- [WHAT YOU SHOULD DO] The records underneath are to be repeated exactly, with the pictures left out.

- [SOURCE RECORDS]
>> BEGIN
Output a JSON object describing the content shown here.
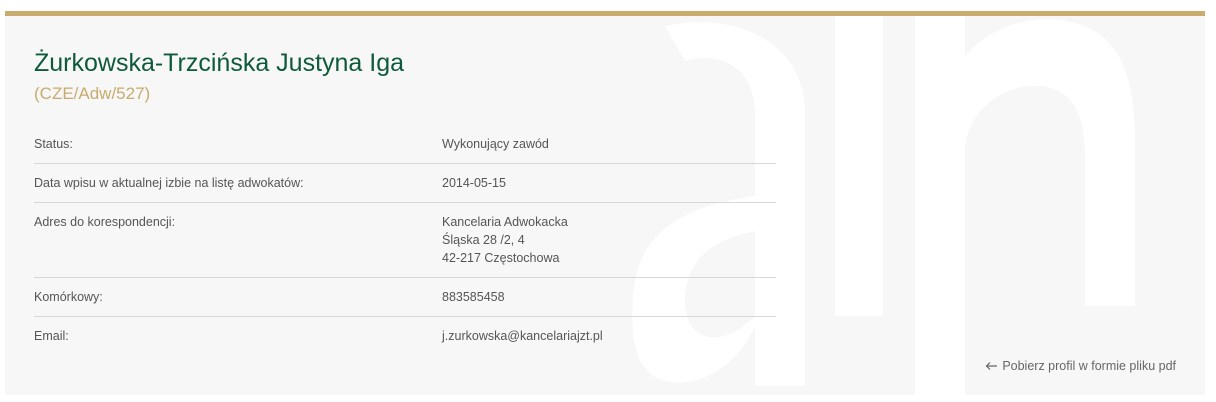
{
  "profile": {
    "name": "Żurkowska-Trzcińska Justyna Iga",
    "code": "(CZE/Adw/527)"
  },
  "details": {
    "status_label": "Status:",
    "status_value": "Wykonujący zawód",
    "entry_date_label": "Data wpisu w aktualnej izbie na listę adwokatów:",
    "entry_date_value": "2014-05-15",
    "address_label": "Adres do korespondencji:",
    "address_lines": [
      "Kancelaria Adwokacka",
      "Śląska 28 /2, 4",
      "42-217 Częstochowa"
    ],
    "mobile_label": "Komórkowy:",
    "mobile_value": "883585458",
    "email_label": "Email:",
    "email_value": "j.zurkowska@kancelariajzt.pl"
  },
  "actions": {
    "pdf_link_label": "Pobierz profil w formie pliku pdf",
    "pdf_link_icon": "arrow-left-icon"
  },
  "colors": {
    "accent_gold": "#c8ab6d",
    "name_green": "#0e5a3a",
    "card_background": "#f7f7f7"
  }
}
>> END
- [FINAL ANSWER]
Output a JSON object describing the content shown here.
{
  "profile": {
    "name": "Żurkowska-Trzcińska Justyna Iga",
    "code": "(CZE/Adw/527)"
  },
  "details": {
    "status_label": "Status:",
    "status_value": "Wykonujący zawód",
    "entry_date_label": "Data wpisu w aktualnej izbie na listę adwokatów:",
    "entry_date_value": "2014-05-15",
    "address_label": "Adres do korespondencji:",
    "address_lines": [
      "Kancelaria Adwokacka",
      "Śląska 28 /2, 4",
      "42-217 Częstochowa"
    ],
    "mobile_label": "Komórkowy:",
    "mobile_value": "883585458",
    "email_label": "Email:",
    "email_value": "j.zurkowska@kancelariajzt.pl"
  },
  "actions": {
    "pdf_link_label": "Pobierz profil w formie pliku pdf",
    "pdf_link_icon": "arrow-left-icon"
  },
  "colors": {
    "accent_gold": "#c8ab6d",
    "name_green": "#0e5a3a",
    "card_background": "#f7f7f7"
  }
}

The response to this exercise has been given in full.